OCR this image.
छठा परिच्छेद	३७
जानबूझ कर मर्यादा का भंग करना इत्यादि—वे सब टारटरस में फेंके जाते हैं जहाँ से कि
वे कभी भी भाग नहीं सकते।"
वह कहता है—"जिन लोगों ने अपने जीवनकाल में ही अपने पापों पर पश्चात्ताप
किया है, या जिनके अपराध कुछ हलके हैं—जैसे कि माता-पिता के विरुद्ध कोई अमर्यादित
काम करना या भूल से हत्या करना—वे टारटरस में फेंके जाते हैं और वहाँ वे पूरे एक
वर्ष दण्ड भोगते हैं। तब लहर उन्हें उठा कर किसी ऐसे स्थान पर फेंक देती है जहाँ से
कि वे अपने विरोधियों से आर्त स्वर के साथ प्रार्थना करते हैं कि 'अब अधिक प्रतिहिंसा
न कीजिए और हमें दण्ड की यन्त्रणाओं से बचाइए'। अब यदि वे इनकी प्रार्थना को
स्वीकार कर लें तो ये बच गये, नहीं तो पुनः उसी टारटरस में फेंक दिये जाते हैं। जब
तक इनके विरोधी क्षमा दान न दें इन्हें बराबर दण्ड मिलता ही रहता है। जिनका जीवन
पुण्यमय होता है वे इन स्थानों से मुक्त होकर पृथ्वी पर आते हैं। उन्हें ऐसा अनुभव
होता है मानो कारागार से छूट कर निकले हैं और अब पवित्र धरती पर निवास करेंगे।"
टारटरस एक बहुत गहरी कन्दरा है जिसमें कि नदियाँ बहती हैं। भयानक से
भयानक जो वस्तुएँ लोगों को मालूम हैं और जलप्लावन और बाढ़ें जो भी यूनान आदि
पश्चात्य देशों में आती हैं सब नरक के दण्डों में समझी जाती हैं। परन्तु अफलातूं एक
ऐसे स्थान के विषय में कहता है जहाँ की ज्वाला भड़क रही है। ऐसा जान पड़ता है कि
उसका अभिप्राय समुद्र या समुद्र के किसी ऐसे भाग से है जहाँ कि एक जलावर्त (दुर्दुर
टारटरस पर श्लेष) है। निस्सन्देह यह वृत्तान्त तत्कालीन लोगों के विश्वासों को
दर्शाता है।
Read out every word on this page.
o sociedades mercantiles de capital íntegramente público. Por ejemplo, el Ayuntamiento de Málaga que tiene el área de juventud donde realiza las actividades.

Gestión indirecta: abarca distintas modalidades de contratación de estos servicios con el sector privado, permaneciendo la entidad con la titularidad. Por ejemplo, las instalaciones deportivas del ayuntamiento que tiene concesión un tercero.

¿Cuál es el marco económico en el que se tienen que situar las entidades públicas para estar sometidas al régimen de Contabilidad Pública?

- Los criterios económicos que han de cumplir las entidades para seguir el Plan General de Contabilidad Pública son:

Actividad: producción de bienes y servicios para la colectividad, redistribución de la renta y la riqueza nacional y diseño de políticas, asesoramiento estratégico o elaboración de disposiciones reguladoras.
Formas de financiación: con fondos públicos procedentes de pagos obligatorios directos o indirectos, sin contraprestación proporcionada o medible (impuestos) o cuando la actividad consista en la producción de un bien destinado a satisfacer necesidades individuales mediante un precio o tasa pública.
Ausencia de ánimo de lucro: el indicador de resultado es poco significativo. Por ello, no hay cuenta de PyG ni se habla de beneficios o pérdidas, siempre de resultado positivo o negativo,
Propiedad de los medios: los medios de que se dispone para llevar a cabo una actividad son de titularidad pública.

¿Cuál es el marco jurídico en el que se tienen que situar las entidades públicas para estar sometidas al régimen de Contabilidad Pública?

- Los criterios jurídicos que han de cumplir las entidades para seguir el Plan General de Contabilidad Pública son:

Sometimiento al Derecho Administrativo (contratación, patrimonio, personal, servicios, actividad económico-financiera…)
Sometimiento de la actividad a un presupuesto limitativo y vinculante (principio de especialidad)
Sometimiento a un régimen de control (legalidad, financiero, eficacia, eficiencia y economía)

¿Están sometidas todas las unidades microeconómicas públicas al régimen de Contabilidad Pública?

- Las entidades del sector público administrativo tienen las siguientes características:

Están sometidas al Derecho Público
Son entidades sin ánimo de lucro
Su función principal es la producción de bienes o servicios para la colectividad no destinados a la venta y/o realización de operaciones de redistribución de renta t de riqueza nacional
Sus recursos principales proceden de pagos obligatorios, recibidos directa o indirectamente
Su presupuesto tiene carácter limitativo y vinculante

■ ■ ■ ■

How many lines of the listing above include the word "ejemplo"? Reply with the number alone.

# [SOLUTION BELOW]
2